## start

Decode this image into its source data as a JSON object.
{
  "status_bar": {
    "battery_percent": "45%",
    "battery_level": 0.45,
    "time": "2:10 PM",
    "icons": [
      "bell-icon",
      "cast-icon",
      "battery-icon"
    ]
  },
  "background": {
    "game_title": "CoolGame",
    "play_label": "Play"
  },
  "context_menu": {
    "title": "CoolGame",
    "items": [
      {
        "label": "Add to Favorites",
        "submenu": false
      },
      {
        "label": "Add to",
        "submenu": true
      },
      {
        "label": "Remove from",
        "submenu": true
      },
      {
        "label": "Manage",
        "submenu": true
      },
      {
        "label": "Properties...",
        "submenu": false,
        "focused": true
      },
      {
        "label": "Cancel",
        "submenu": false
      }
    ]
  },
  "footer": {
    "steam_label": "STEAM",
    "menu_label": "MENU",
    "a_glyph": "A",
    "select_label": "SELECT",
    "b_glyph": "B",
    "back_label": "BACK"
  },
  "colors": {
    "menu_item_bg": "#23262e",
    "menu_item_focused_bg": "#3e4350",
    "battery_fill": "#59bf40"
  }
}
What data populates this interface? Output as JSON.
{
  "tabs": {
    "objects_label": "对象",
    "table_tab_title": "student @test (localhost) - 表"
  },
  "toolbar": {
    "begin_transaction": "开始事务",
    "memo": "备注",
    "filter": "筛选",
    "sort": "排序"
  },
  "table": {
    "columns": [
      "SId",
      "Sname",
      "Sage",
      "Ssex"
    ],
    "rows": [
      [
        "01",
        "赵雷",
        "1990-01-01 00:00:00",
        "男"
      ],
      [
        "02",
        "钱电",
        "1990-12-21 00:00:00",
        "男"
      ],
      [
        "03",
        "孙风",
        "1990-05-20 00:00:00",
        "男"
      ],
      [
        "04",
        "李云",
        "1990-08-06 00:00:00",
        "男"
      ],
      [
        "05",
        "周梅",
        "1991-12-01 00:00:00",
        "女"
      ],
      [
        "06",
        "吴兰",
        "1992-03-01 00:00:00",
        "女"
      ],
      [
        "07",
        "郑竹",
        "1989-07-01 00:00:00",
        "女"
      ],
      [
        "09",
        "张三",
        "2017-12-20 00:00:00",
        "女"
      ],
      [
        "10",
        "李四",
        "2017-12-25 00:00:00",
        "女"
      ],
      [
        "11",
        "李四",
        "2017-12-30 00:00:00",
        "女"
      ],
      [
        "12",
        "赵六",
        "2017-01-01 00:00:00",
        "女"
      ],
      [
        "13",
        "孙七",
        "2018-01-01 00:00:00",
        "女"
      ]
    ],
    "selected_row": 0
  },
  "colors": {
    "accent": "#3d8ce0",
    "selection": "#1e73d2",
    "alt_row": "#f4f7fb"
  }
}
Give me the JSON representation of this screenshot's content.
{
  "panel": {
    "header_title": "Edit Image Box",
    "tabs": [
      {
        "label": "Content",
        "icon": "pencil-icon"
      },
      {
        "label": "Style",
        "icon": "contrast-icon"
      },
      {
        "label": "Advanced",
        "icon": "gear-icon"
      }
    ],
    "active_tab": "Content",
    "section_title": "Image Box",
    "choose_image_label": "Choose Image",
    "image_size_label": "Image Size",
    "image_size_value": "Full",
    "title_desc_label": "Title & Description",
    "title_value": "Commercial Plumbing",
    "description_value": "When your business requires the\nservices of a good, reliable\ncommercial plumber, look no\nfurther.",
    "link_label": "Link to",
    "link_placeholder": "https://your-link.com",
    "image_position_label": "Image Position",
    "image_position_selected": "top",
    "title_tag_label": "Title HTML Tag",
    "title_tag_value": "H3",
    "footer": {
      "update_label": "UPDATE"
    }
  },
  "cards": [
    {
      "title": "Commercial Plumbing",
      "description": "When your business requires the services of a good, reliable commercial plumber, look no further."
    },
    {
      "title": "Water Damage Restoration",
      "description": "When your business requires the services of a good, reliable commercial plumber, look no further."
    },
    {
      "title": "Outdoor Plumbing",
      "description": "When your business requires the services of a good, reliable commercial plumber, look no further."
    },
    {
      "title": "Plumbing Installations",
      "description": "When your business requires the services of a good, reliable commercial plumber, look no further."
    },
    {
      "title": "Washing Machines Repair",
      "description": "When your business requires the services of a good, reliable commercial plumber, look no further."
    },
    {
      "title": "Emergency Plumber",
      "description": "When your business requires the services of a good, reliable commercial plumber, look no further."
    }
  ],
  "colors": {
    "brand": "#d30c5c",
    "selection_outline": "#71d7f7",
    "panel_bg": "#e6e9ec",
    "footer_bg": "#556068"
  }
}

## end

## What you are asked to do
Print every entry exactly as it appears.

## The response
Decode this image into its source data as a JSON object.
{
  "status_bar": {
    "battery_percent": "45%",
    "battery_level": 0.45,
    "time": "2:10 PM",
    "icons": [
      "bell-icon",
      "cast-icon",
      "battery-icon"
    ]
  },
  "background": {
    "game_title": "CoolGame",
    "play_label": "Play"
  },
  "context_menu": {
    "title": "CoolGame",
    "items": [
      {
        "label": "Add to Favorites",
        "submenu": false
      },
      {
        "label": "Add to",
        "submenu": true
      },
      {
        "label": "Remove from",
        "submenu": true
      },
      {
        "label": "Manage",
        "submenu": true
      },
      {
        "label": "Properties...",
        "submenu": false,
        "focused": true
      },
      {
        "label": "Cancel",
        "submenu": false
      }
    ]
  },
  "footer": {
    "steam_label": "STEAM",
    "menu_label": "MENU",
    "a_glyph": "A",
    "select_label": "SELECT",
    "b_glyph": "B",
    "back_label": "BACK"
  },
  "colors": {
    "menu_item_bg": "#23262e",
    "menu_item_focused_bg": "#3e4350",
    "battery_fill": "#59bf40"
  }
}
What data populates this interface? Output as JSON.
{
  "tabs": {
    "objects_label": "对象",
    "table_tab_title": "student @test (localhost) - 表"
  },
  "toolbar": {
    "begin_transaction": "开始事务",
    "memo": "备注",
    "filter": "筛选",
    "sort": "排序"
  },
  "table": {
    "columns": [
      "SId",
      "Sname",
      "Sage",
      "Ssex"
    ],
    "rows": [
      [
        "01",
        "赵雷",
        "1990-01-01 00:00:00",
        "男"
      ],
      [
        "02",
        "钱电",
        "1990-12-21 00:00:00",
        "男"
      ],
      [
        "03",
        "孙风",
        "1990-05-20 00:00:00",
        "男"
      ],
      [
        "04",
        "李云",
        "1990-08-06 00:00:00",
        "男"
      ],
      [
        "05",
        "周梅",
        "1991-12-01 00:00:00",
        "女"
      ],
      [
        "06",
        "吴兰",
        "1992-03-01 00:00:00",
        "女"
      ],
      [
        "07",
        "郑竹",
        "1989-07-01 00:00:00",
        "女"
      ],
      [
        "09",
        "张三",
        "2017-12-20 00:00:00",
        "女"
      ],
      [
        "10",
        "李四",
        "2017-12-25 00:00:00",
        "女"
      ],
      [
        "11",
        "李四",
        "2017-12-30 00:00:00",
        "女"
      ],
      [
        "12",
        "赵六",
        "2017-01-01 00:00:00",
        "女"
      ],
      [
        "13",
        "孙七",
        "2018-01-01 00:00:00",
        "女"
      ]
    ],
    "selected_row": 0
  },
  "colors": {
    "accent": "#3d8ce0",
    "selection": "#1e73d2",
    "alt_row": "#f4f7fb"
  }
}
Give me the JSON representation of this screenshot's content.
{
  "panel": {
    "header_title": "Edit Image Box",
    "tabs": [
      {
        "label": "Content",
        "icon": "pencil-icon"
      },
      {
        "label": "Style",
        "icon": "contrast-icon"
      },
      {
        "label": "Advanced",
        "icon": "gear-icon"
      }
    ],
    "active_tab": "Content",
    "section_title": "Image Box",
    "choose_image_label": "Choose Image",
    "image_size_label": "Image Size",
    "image_size_value": "Full",
    "title_desc_label": "Title & Description",
    "title_value": "Commercial Plumbing",
    "description_value": "When your business requires the\nservices of a good, reliable\ncommercial plumber, look no\nfurther.",
    "link_label": "Link to",
    "link_placeholder": "https://your-link.com",
    "image_position_label": "Image Position",
    "image_position_selected": "top",
    "title_tag_label": "Title HTML Tag",
    "title_tag_value": "H3",
    "footer": {
      "update_label": "UPDATE"
    }
  },
  "cards": [
    {
      "title": "Commercial Plumbing",
      "description": "When your business requires the services of a good, reliable commercial plumber, look no further."
    },
    {
      "title": "Water Damage Restoration",
      "description": "When your business requires the services of a good, reliable commercial plumber, look no further."
    },
    {
      "title": "Outdoor Plumbing",
      "description": "When your business requires the services of a good, reliable commercial plumber, look no further."
    },
    {
      "title": "Plumbing Installations",
      "description": "When your business requires the services of a good, reliable commercial plumber, look no further."
    },
    {
      "title": "Washing Machines Repair",
      "description": "When your business requires the services of a good, reliable commercial plumber, look no further."
    },
    {
      "title": "Emergency Plumber",
      "description": "When your business requires the services of a good, reliable commercial plumber, look no further."
    }
  ],
  "colors": {
    "brand": "#d30c5c",
    "selection_outline": "#71d7f7",
    "panel_bg": "#e6e9ec",
    "footer_bg": "#556068"
  }
}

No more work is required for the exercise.